# One Body Part Per Session.



## Hayesy (Aug 15, 2011)

How many of you train one body part a day? and how effective is it?

i will be doing a full week in the gym with the weekend off from next week just wondering if i did chest on a monday only that a full week before i hit chest again? to long!?

Mon - Chest

Tue - Bi

Wed Shoulder traps

Thur Tri

Fri - Back & legs

Weekend off!


----------



## GreedyBen (Mar 8, 2011)

Back AND legs on same day?

Maybe split those and have an arm day?

As for too long between stuff I'd just say its more recovery time?


----------



## baggsy1436114680 (Jan 23, 2010)

back and legs is almost impossible to train properly anyway. Do back on tuesday and just do bi's after legs, Split is not the best tbh a day for triceps?


----------



## waddy9494 (Mar 9, 2012)

I do two muscle groups a day. Gives me enough recovery time and gets maximum gains


----------



## Weedon (Jun 29, 2010)

split the back and legs up, Then do an arm day.


----------



## Mingster (Mar 25, 2011)

If I was wanting to do a nice simple, straightforward routine I would do Chest, Legs and Back and rotate these three workouts over a four times a week regimen. Shoulders and arms should get more than enough work from this provided sensible exercise choices are made on Chest and Back days. Squats and Deads would work the abs. All muscle groups covered nicely.


----------



## r2xob (Feb 29, 2012)

I do :

Monday - chest

Tuesday - triceps

Wednsday - bi's

thursday - shoulders

friday - legs

saturday - arms/back

sunday - rest

For me my triceps take longer to recover so I do them on tuesday rather than biceps, and try fit in arms on saturday aswell so i get 2 for both muscle groups a week. Saturday arms consist more of high reps and lower weight. This split if my favourite training for the week, and feel I make the most gains without overtraining.


----------



## Dave3g (Apr 14, 2011)

Mingster said:


> If I was wanting to do a nice simple, straightforward routine I would do Chest, Legs and Back and rotate these three workouts over a four times a week regimen. Shoulders and arms should get more than enough work from this provided sensible exercise choices are made on Chest and Back days. Squats and Deads would work the abs. All muscle groups covered nicely.


Nice simple straightforward routine as above,

Mon - Shoulders

Tues - Arms

Wed - Legs

Thur - Chest

Fri - Back

Wed - legs gives the arms a chance to recover, i always finish of with a little abs work each day. Some people train different but i train the one muscle group per session works for me


----------



## Hayesy (Aug 15, 2011)

Some nice replies, just looking for a change up, woulf rather give full focus to one body part and totally work it to death,

I will be drop setting everything i do.

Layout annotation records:
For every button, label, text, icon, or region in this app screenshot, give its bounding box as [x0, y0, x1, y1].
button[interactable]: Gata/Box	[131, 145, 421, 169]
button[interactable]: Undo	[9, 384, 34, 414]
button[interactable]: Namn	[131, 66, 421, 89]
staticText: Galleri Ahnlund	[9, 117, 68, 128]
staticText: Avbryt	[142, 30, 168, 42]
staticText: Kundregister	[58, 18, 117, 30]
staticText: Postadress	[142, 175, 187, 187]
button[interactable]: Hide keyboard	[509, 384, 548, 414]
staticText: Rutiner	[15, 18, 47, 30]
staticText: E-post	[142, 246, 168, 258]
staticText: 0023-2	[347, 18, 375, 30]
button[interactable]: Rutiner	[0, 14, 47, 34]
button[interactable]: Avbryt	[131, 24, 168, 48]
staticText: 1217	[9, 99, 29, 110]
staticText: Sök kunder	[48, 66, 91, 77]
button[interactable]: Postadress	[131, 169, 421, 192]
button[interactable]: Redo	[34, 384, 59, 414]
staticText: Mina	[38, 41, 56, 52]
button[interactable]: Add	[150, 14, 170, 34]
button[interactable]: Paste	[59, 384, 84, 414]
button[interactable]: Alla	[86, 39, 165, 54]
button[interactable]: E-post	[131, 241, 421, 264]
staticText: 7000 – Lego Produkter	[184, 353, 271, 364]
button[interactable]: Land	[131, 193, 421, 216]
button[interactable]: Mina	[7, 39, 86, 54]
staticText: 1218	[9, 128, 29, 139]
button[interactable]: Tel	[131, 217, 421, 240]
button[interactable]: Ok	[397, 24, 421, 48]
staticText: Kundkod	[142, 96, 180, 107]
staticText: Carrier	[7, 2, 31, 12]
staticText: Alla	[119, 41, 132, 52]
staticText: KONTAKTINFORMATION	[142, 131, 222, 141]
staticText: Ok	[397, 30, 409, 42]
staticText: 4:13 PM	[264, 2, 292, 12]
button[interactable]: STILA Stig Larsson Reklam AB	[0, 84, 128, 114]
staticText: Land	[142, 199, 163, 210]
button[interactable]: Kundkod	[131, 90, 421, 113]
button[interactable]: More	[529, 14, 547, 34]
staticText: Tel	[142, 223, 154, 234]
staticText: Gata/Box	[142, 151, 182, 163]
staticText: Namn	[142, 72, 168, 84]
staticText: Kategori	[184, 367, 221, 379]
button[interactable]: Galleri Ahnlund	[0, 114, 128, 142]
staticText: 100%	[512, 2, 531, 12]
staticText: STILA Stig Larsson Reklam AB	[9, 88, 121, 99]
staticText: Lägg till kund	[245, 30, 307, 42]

- DIRECTIVES -
- A) In the forum thread about training one body part per session, which exercises does Mingster say would work the abs?
- B) Pick up the forum thread about training one body part per session after its final sentence and continue it.

- RESPONSES IN ORDER -
- A) Squats and Deads.

- B)
@Mingster so what would your routine consist of

Goal as always is to tone up, been on what im calling a slow bulk (eating watever really) so now i will be hitting it hard.

Cardio and core work also in every session


----------



## Mingster (Mar 25, 2011)

Chest. Bench Press. Dips. Flyes. CGBP.

Legs. Squats. SLDL. Lunges. Calf Raises.

Back. Deads. Chins. Low Rows. Good Mornings.

Hit them hard. Job done.


----------



## Hayesy (Aug 15, 2011)

baggsy said:


> back and legs is almost impossible to train properly anyway. Do back on tuesday and just do bi's after legs, Split is not the best tbh a day for triceps?


I know its not the best needs a looking at, i spent so long in the gym just looking for quick yet effective so if im doing 1 b part a day i can still do cardio and core, with getting home at a decent hour, plus the gym i go to is always packed, its a pain


----------



## Hayesy (Aug 15, 2011)

Mingster said:


> Chest. Bench Press. Dips. Flyes. CGBP.
> 
> Legs. Squats. SLDL. Lunges. Calf Raises.
> 
> ...


Shoulders!?

looks good


----------



## Mingster (Mar 25, 2011)

Hayesy said:


> Shoulders!?
> 
> looks good


The Bench and CGBP will give your front delts all the work they need. Anything else is overkill. The Deads and Low Rows will do for your traps and rear delts.


----------



## Ste7n (Jul 12, 2011)

Hayesy my man, if i were you i would join the evertonian gymnastic team, where all flexible blues train together.. :whistling:


----------



## Hayesy (Aug 15, 2011)

SouthPaw said:


> Hayesy my man, if i were you i would join the evertonian gymnastic team, where all flexible blues train together.. :whistling:


I would rather lick tevez neck


----------



## flinty90 (Jul 1, 2010)

Hayesy your split looks poo mate to be fair.. bis and tris do not need there own day. and then your two biggest parts your training on same dsy. come on man your more knowledgeable than this x


----------



## Ste7n (Jul 12, 2011)

Hayesy said:


> I would rather lick tevez neck


I never knew you had a neck fetish  , anyway your probably best doing legs on their own, and throwing your arms in with chest/back day, if your wanting to train five days, i'd personally do a four day split, and add a day of strength, clean and jerks, deadlift etc


----------



## Ste7n (Jul 12, 2011)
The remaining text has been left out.